TASK STATEMENT:
Copy the following lines again without changing anything.

#### EXTRACTED INFORMATION

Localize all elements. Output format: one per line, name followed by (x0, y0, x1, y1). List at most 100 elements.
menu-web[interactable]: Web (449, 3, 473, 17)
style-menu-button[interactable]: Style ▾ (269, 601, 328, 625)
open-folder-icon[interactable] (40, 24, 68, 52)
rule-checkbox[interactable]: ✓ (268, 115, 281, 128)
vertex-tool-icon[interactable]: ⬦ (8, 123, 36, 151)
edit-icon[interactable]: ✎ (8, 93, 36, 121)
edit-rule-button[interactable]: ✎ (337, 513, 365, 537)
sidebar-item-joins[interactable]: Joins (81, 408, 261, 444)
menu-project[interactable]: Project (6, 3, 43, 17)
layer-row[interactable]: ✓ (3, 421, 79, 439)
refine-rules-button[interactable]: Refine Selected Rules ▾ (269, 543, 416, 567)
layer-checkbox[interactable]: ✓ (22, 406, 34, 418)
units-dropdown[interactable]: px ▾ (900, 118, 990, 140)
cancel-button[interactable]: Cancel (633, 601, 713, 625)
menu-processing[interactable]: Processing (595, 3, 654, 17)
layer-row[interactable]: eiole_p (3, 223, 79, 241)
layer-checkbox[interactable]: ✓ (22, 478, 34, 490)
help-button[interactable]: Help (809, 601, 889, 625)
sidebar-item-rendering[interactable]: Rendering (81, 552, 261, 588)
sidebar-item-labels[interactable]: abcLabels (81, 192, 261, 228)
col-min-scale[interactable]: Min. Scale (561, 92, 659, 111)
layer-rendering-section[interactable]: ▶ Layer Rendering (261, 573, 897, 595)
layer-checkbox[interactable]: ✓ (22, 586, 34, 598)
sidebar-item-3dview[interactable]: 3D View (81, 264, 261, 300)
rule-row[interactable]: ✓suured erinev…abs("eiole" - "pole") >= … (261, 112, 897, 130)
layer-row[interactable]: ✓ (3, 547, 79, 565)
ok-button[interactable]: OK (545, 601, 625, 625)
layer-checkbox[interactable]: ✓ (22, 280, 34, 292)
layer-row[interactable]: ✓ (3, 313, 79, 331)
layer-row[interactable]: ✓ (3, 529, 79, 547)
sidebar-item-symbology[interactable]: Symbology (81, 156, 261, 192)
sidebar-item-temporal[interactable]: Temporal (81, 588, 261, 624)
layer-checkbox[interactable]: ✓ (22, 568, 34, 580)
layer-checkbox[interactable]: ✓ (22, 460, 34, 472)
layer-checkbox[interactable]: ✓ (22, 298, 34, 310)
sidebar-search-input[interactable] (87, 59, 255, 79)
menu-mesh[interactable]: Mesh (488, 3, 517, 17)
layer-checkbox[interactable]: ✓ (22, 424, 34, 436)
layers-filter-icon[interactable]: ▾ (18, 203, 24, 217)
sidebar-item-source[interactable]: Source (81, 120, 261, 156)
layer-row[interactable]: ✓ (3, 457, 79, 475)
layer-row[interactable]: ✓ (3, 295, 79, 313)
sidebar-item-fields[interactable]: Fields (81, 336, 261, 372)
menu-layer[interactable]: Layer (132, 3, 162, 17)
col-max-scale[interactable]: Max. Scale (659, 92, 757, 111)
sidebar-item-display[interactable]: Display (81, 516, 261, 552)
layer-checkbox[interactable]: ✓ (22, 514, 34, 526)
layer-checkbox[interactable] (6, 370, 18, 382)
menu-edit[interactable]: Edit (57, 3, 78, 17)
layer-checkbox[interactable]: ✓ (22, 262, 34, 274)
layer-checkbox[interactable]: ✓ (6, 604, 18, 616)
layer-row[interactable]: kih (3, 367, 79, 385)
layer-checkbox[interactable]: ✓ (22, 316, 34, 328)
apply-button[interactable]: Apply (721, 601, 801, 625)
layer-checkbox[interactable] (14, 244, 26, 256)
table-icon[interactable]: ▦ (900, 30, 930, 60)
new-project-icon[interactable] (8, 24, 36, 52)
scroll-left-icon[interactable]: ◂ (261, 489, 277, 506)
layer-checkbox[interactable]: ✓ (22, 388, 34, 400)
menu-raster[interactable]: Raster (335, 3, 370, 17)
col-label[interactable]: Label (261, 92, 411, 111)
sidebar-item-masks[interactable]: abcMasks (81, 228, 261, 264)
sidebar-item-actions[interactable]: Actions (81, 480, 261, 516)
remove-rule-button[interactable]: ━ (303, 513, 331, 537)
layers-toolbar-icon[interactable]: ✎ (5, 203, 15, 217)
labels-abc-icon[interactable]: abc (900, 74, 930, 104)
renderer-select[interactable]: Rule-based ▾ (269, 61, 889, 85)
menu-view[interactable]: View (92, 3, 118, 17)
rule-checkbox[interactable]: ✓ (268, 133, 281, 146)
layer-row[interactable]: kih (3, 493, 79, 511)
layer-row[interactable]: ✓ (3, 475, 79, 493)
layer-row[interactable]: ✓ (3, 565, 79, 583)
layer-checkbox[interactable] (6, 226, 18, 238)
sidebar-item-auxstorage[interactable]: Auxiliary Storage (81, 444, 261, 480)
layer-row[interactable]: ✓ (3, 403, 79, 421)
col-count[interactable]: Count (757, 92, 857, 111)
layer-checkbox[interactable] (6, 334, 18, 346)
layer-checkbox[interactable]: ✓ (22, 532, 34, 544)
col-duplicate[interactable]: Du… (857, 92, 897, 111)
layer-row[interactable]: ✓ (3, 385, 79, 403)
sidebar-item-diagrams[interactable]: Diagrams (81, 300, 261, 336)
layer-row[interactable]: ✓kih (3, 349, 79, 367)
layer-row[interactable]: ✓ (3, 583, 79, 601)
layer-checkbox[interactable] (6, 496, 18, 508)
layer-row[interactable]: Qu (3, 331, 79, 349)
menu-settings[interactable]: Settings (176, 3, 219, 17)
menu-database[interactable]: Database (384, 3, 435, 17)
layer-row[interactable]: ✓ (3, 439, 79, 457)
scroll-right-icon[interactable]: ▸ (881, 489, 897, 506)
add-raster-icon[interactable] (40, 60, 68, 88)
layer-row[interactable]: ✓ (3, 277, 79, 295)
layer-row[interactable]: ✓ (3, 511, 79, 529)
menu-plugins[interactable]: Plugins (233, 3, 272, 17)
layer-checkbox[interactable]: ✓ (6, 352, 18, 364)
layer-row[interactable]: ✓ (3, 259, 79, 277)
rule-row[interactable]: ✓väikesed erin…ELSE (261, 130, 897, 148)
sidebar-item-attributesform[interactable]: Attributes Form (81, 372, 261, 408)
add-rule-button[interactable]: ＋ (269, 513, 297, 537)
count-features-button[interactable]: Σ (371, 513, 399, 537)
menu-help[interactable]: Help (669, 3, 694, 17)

########

SOLUTION:
Localize all elements. Output format: one per line, name followed by (x0, y0, x1, y1). List at most 100 elements.
menu-web[interactable]: Web (449, 3, 473, 17)
style-menu-button[interactable]: Style ▾ (269, 601, 328, 625)
open-folder-icon[interactable] (40, 24, 68, 52)
rule-checkbox[interactable]: ✓ (268, 115, 281, 128)
vertex-tool-icon[interactable]: ⬦ (8, 123, 36, 151)
edit-icon[interactable]: ✎ (8, 93, 36, 121)
edit-rule-button[interactable]: ✎ (337, 513, 365, 537)
sidebar-item-joins[interactable]: Joins (81, 408, 261, 444)
menu-project[interactable]: Project (6, 3, 43, 17)
layer-row[interactable]: ✓ (3, 421, 79, 439)
refine-rules-button[interactable]: Refine Selected Rules ▾ (269, 543, 416, 567)
layer-checkbox[interactable]: ✓ (22, 406, 34, 418)
units-dropdown[interactable]: px ▾ (900, 118, 990, 140)
cancel-button[interactable]: Cancel (633, 601, 713, 625)
menu-processing[interactable]: Processing (595, 3, 654, 17)
layer-row[interactable]: eiole_p (3, 223, 79, 241)
layer-checkbox[interactable]: ✓ (22, 478, 34, 490)
help-button[interactable]: Help (809, 601, 889, 625)
sidebar-item-rendering[interactable]: Rendering (81, 552, 261, 588)
sidebar-item-labels[interactable]: abcLabels (81, 192, 261, 228)
col-min-scale[interactable]: Min. Scale (561, 92, 659, 111)
layer-rendering-section[interactable]: ▶ Layer Rendering (261, 573, 897, 595)
layer-checkbox[interactable]: ✓ (22, 586, 34, 598)
sidebar-item-3dview[interactable]: 3D View (81, 264, 261, 300)
rule-row[interactable]: ✓suured erinev…abs("eiole" - "pole") >= … (261, 112, 897, 130)
layer-row[interactable]: ✓ (3, 547, 79, 565)
ok-button[interactable]: OK (545, 601, 625, 625)
layer-checkbox[interactable]: ✓ (22, 280, 34, 292)
layer-row[interactable]: ✓ (3, 313, 79, 331)
layer-row[interactable]: ✓ (3, 529, 79, 547)
sidebar-item-symbology[interactable]: Symbology (81, 156, 261, 192)
sidebar-item-temporal[interactable]: Temporal (81, 588, 261, 624)
layer-checkbox[interactable]: ✓ (22, 568, 34, 580)
layer-checkbox[interactable]: ✓ (22, 460, 34, 472)
layer-checkbox[interactable]: ✓ (22, 298, 34, 310)
sidebar-search-input[interactable] (87, 59, 255, 79)
menu-mesh[interactable]: Mesh (488, 3, 517, 17)
layer-checkbox[interactable]: ✓ (22, 424, 34, 436)
layers-filter-icon[interactable]: ▾ (18, 203, 24, 217)
sidebar-item-source[interactable]: Source (81, 120, 261, 156)
layer-row[interactable]: ✓ (3, 457, 79, 475)
layer-row[interactable]: ✓ (3, 295, 79, 313)
sidebar-item-fields[interactable]: Fields (81, 336, 261, 372)
menu-layer[interactable]: Layer (132, 3, 162, 17)
col-max-scale[interactable]: Max. Scale (659, 92, 757, 111)
sidebar-item-display[interactable]: Display (81, 516, 261, 552)
layer-checkbox[interactable]: ✓ (22, 514, 34, 526)
layer-checkbox[interactable] (6, 370, 18, 382)
menu-edit[interactable]: Edit (57, 3, 78, 17)
layer-checkbox[interactable]: ✓ (22, 262, 34, 274)
layer-checkbox[interactable]: ✓ (6, 604, 18, 616)
layer-row[interactable]: kih (3, 367, 79, 385)
layer-checkbox[interactable]: ✓ (22, 316, 34, 328)
apply-button[interactable]: Apply (721, 601, 801, 625)
layer-checkbox[interactable] (14, 244, 26, 256)
table-icon[interactable]: ▦ (900, 30, 930, 60)
new-project-icon[interactable] (8, 24, 36, 52)
scroll-left-icon[interactable]: ◂ (261, 489, 277, 506)
layer-checkbox[interactable]: ✓ (22, 388, 34, 400)
menu-raster[interactable]: Raster (335, 3, 370, 17)
col-label[interactable]: Label (261, 92, 411, 111)
sidebar-item-masks[interactable]: abcMasks (81, 228, 261, 264)
sidebar-item-actions[interactable]: Actions (81, 480, 261, 516)
remove-rule-button[interactable]: ━ (303, 513, 331, 537)
layers-toolbar-icon[interactable]: ✎ (5, 203, 15, 217)
labels-abc-icon[interactable]: abc (900, 74, 930, 104)
renderer-select[interactable]: Rule-based ▾ (269, 61, 889, 85)
menu-view[interactable]: View (92, 3, 118, 17)
rule-checkbox[interactable]: ✓ (268, 133, 281, 146)
layer-row[interactable]: kih (3, 493, 79, 511)
layer-row[interactable]: ✓ (3, 475, 79, 493)
layer-row[interactable]: ✓ (3, 565, 79, 583)
layer-checkbox[interactable] (6, 226, 18, 238)
sidebar-item-auxstorage[interactable]: Auxiliary Storage (81, 444, 261, 480)
layer-row[interactable]: ✓ (3, 403, 79, 421)
col-count[interactable]: Count (757, 92, 857, 111)
layer-checkbox[interactable] (6, 334, 18, 346)
layer-checkbox[interactable]: ✓ (22, 532, 34, 544)
col-duplicate[interactable]: Du… (857, 92, 897, 111)
layer-row[interactable]: ✓ (3, 385, 79, 403)
sidebar-item-diagrams[interactable]: Diagrams (81, 300, 261, 336)
layer-row[interactable]: ✓kih (3, 349, 79, 367)
layer-row[interactable]: ✓ (3, 583, 79, 601)
layer-checkbox[interactable] (6, 496, 18, 508)
layer-row[interactable]: Qu (3, 331, 79, 349)
menu-settings[interactable]: Settings (176, 3, 219, 17)
menu-database[interactable]: Database (384, 3, 435, 17)
layer-row[interactable]: ✓ (3, 439, 79, 457)
scroll-right-icon[interactable]: ▸ (881, 489, 897, 506)
add-raster-icon[interactable] (40, 60, 68, 88)
layer-row[interactable]: ✓ (3, 277, 79, 295)
layer-row[interactable]: ✓ (3, 511, 79, 529)
menu-plugins[interactable]: Plugins (233, 3, 272, 17)
layer-checkbox[interactable]: ✓ (6, 352, 18, 364)
layer-row[interactable]: ✓ (3, 259, 79, 277)
rule-row[interactable]: ✓väikesed erin…ELSE (261, 130, 897, 148)
sidebar-item-attributesform[interactable]: Attributes Form (81, 372, 261, 408)
add-rule-button[interactable]: ＋ (269, 513, 297, 537)
count-features-button[interactable]: Σ (371, 513, 399, 537)
menu-help[interactable]: Help (669, 3, 694, 17)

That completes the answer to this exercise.